Whenever a line below includes the word "borne", copy that line.

_Records drawn from a dataset_
-*-
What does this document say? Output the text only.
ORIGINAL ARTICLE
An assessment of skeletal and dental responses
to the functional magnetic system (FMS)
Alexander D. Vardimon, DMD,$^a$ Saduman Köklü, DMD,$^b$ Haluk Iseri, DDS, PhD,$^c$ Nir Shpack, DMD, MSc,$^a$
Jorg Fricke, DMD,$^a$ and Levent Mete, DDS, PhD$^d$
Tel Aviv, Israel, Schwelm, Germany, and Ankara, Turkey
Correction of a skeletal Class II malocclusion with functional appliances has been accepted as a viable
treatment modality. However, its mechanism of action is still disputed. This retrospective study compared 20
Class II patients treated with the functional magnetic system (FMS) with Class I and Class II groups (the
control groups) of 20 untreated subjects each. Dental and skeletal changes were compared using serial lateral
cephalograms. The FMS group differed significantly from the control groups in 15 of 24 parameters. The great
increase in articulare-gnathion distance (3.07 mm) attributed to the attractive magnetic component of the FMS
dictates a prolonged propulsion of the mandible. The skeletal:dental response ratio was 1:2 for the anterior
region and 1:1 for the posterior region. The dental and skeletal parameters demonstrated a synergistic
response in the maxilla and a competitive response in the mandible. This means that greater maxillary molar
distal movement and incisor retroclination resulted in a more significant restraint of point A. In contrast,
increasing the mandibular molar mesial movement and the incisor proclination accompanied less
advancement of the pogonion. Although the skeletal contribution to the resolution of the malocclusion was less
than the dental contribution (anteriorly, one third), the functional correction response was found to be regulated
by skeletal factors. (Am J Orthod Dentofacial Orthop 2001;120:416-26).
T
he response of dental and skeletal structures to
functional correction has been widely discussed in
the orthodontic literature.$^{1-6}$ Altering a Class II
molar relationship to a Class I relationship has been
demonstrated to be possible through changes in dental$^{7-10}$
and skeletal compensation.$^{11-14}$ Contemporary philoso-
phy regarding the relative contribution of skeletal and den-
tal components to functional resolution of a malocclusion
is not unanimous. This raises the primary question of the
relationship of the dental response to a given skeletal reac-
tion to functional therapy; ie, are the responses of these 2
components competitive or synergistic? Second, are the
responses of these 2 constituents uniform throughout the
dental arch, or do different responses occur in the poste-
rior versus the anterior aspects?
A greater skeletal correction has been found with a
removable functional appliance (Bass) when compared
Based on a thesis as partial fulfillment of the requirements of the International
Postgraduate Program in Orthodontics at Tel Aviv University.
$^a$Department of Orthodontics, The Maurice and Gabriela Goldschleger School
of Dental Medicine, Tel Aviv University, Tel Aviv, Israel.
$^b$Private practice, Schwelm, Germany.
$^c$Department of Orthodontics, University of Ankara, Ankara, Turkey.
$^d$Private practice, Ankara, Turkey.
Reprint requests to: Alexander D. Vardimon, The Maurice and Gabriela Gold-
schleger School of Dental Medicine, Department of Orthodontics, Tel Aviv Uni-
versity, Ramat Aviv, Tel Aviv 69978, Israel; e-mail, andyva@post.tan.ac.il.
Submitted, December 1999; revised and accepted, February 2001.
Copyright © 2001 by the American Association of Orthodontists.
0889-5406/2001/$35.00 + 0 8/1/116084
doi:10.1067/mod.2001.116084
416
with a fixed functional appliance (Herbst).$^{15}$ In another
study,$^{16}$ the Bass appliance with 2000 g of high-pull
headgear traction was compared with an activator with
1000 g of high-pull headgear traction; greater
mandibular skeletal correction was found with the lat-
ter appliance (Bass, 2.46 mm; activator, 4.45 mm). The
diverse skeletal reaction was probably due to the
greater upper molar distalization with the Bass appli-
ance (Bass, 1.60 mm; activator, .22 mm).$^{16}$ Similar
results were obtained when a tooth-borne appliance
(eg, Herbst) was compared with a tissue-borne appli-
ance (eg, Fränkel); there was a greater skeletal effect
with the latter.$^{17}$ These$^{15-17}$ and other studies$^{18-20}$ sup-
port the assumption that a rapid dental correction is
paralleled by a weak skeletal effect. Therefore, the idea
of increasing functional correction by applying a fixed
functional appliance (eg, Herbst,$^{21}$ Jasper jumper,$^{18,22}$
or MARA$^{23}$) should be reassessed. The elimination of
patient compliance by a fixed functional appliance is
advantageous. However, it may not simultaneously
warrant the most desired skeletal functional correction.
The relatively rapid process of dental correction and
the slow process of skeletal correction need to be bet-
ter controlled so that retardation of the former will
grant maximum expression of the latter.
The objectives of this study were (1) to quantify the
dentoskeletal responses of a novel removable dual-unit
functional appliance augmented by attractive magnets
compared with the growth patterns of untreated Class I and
-*-
_Problem solution_
results were obtained when a tooth-borne appliance
(eg, Herbst) was compared with a tissue-borne appli-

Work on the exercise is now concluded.